Velocity Reviews > C++ > Benchmarks

# Benchmarks

user923005
Guest
Posts: n/a

 11-06-2008
On Nov 6, 7:53*am, (E-Mail Removed) wrote:
> The task: Write a program that reads a set of words from standard
> input and prints the number of distinct words.

[snip]

I am surprised chuck has not chimed in here.
A hash table is *ideal* for this.

P.S. to those analyzing performance...
Since we have to examine every word in the list, the performance of
the algorithm *cannot* be faster than O(n).
The hash table solution is O(n).

Using a btree, skiplist, avltree, etc. will be O(n log n) because:
For each word, we must collect it.
For this word, we must check for duplicity. With a hash table the
check is O(1). With a logarithmic search structure, the check is
O(log n). (There is a multiplicative constant less than 1, but that
does not alter the O(log n) behavior.
Hence: O(log n) * O(n) = O(n log n) for most ordered list variants.

There is another structure that would be competitive. I guess that a
ternary search tree might beat a hash table just because of the
excellence in memory access pattern. At least for lists of less than
a million items (and it would be hard to come up with more than a
million correctly spelled real words).
http://www.cs.princeton.edu/~rs/strings/

Juha Nieminen
Guest
Posts: n/a

 11-06-2008
user923005 wrote:
> The hash table solution is O(n).

You would have hard time proving that.

user923005
Guest
Posts: n/a

 11-06-2008
On Nov 6, 1:21*pm, Juha Nieminen <(E-Mail Removed)> wrote:
> user923005 wrote:
> > The hash table solution is O(n).

COLLECTED MATERIAL:
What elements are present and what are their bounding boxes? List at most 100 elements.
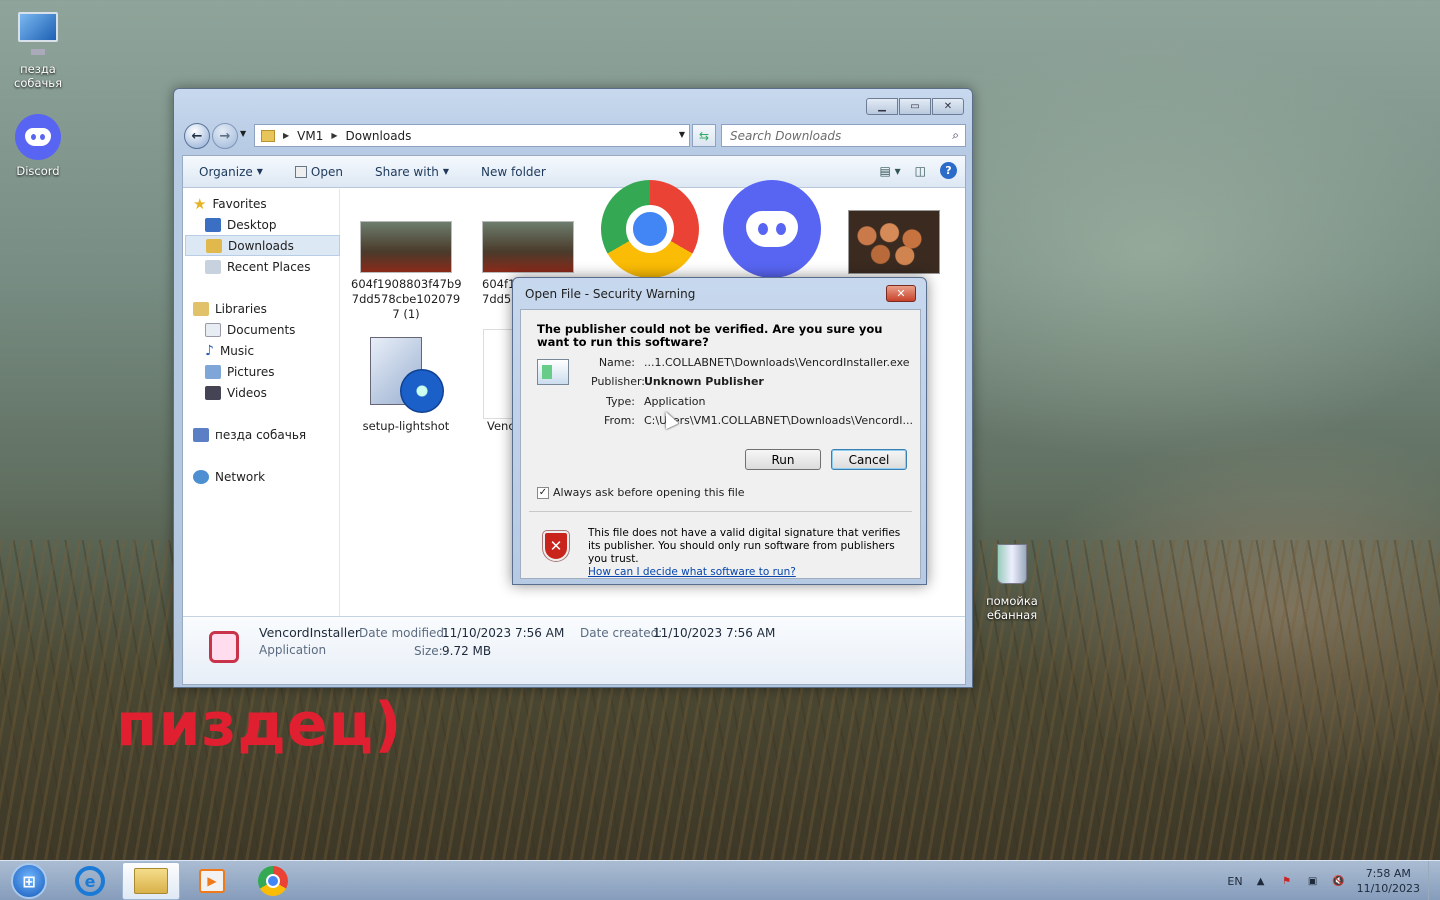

COMPLETE THE FOLLOWING:
a - From the benchmarks thread, write out the passage that begins at the words "Using a btree, skiplist, avltree, etc." and stops after the words "ordered list variants.".
b - Name every data structure that the benchmarks thread mentions by name.
c - Carry on the benchmarks thread from the point where it stops.

PER-TASK ANSWERS:
a -
Using a btree, skiplist, avltree, etc. will be O(n log n) because:
For each word, we must collect it.
For this word, we must check for duplicity. With a hash table the
check is O(1). With a logarithmic search structure, the check is
O(log n). (There is a multiplicative constant less than 1, but that
does not alter the O(log n) behavior.
Hence: O(log n) * O(n) = O(n log n) for most ordered list variants.

b - hash table, btree, skiplist, avltree, ternary search tree

c -
>
> * You would have hard time proving that.

Cuckoo hashing has guaranteed O(1) lookup and delete and amortized
O(1) insert.

My solution would also do the counting at insert time (IOW, the hash
insert function will return 0 if the item is already in the table and
return 1 if the item was inserted).
In that way, there is no need to scan the table and you can make it as
large as you like.

IOW:

unsigned long long count = 0;

while (item = fgets(string, sizeof string, stdin))
count += cuckoo_hash_insert(item);

Paul Hsieh
Guest
Posts: n/a

 11-07-2008
On Nov 6, 1:51*pm, (E-Mail Removed) (Richard Harter) wrote:
> On Thu, 6 Nov 2008 12:53:55 -0800 (PST), user923005
> <(E-Mail Removed)> wrote:
> >On Nov 6, 7:53=A0am, (E-Mail Removed) wrote:
> >> The task: Write a program that reads a set of words from standard
> >> input and prints the number of distinct words.

> >[snip]

>
> >[...] Using a btree, skiplist, avltree, etc. will be O(n log n) because: [...]

>
> hash table * * *- O(log n)
> comparison tree - O((log n)^2)
> radix trees * * - O(log n)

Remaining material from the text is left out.